Find each line holding "style" and copy it out.

+ + +

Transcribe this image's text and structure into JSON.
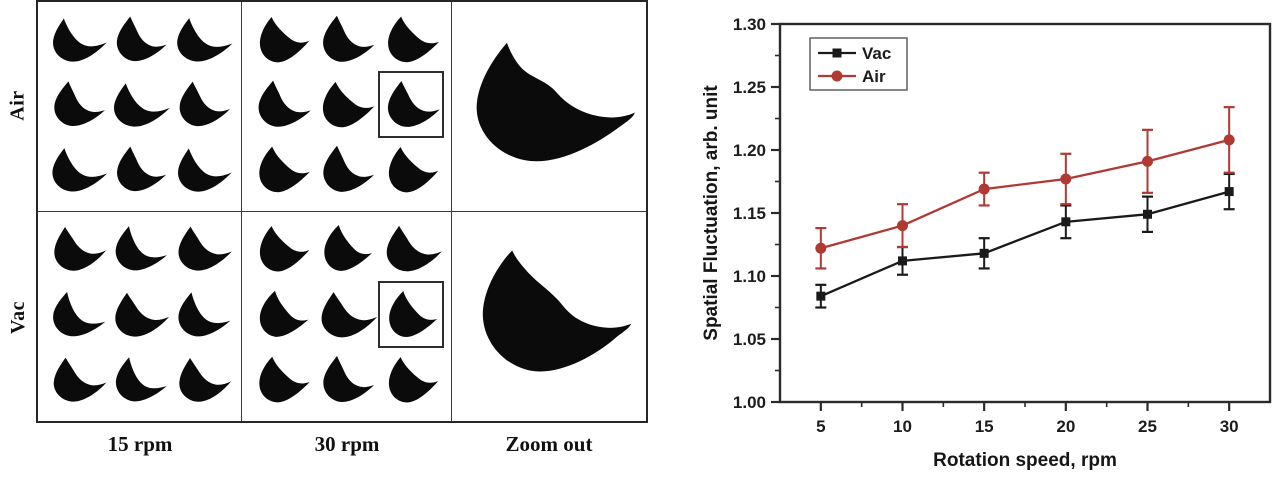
{
  "left_panel": {
    "rows": [
      {
        "label": "Air",
        "cells": [
          {
            "kind": "grid",
            "rpm": "15 rpm",
            "count": 9,
            "style": "air15"
          },
          {
            "kind": "grid",
            "rpm": "30 rpm",
            "count": 9,
            "style": "air30",
            "highlight_index": 5
          },
          {
            "kind": "zoom",
            "style": "airzoom"
          }
        ]
      },
      {
        "label": "Vac",
        "cells": [
          {
            "kind": "grid",
            "rpm": "15 rpm",
            "count": 9,
            "style": "vac15"
          },
          {
            "kind": "grid",
            "rpm": "30 rpm",
            "count": 9,
            "style": "vac30",
            "highlight_index": 5
          },
          {
            "kind": "zoom",
            "style": "vaczoom"
          }
        ]
      }
    ],
    "column_labels": [
      "15 rpm",
      "30 rpm",
      "Zoom out"
    ]
  },
  "chart_data": {
    "type": "line",
    "title": "",
    "xlabel": "Rotation speed, rpm",
    "ylabel": "Spatial Fluctuation, arb. unit",
    "x": [
      5,
      10,
      15,
      20,
      25,
      30
    ],
    "series": [
      {
        "name": "Vac",
        "color": "#1a1a1a",
        "marker": "square",
        "values": [
          1.084,
          1.112,
          1.118,
          1.143,
          1.149,
          1.167
        ],
        "errors": [
          0.009,
          0.011,
          0.012,
          0.013,
          0.014,
          0.014
        ]
      },
      {
        "name": "Air",
        "color": "#b03a33",
        "marker": "circle",
        "values": [
          1.122,
          1.14,
          1.169,
          1.177,
          1.191,
          1.208
        ],
        "errors": [
          0.016,
          0.017,
          0.013,
          0.02,
          0.025,
          0.026
        ]
      }
    ],
    "xlim": [
      2.5,
      32.5
    ],
    "ylim": [
      1.0,
      1.3
    ],
    "xticks": [
      5,
      10,
      15,
      20,
      25,
      30
    ],
    "yticks": [
      1.0,
      1.05,
      1.1,
      1.15,
      1.2,
      1.25,
      1.3
    ],
    "minor_x_step": 2.5,
    "grid": false,
    "legend_position": "top-left"
  },
  "colors": {
    "axis": "#2b2b2b",
    "shape": "#0b0b0b",
    "text": "#1c1c1c"
  }
}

+ + +

### Expected answer
            "style": "air15"
            "style": "air30",
            "style": "airzoom"
            "style": "vac15"
            "style": "vac30",
            "style": "vaczoom"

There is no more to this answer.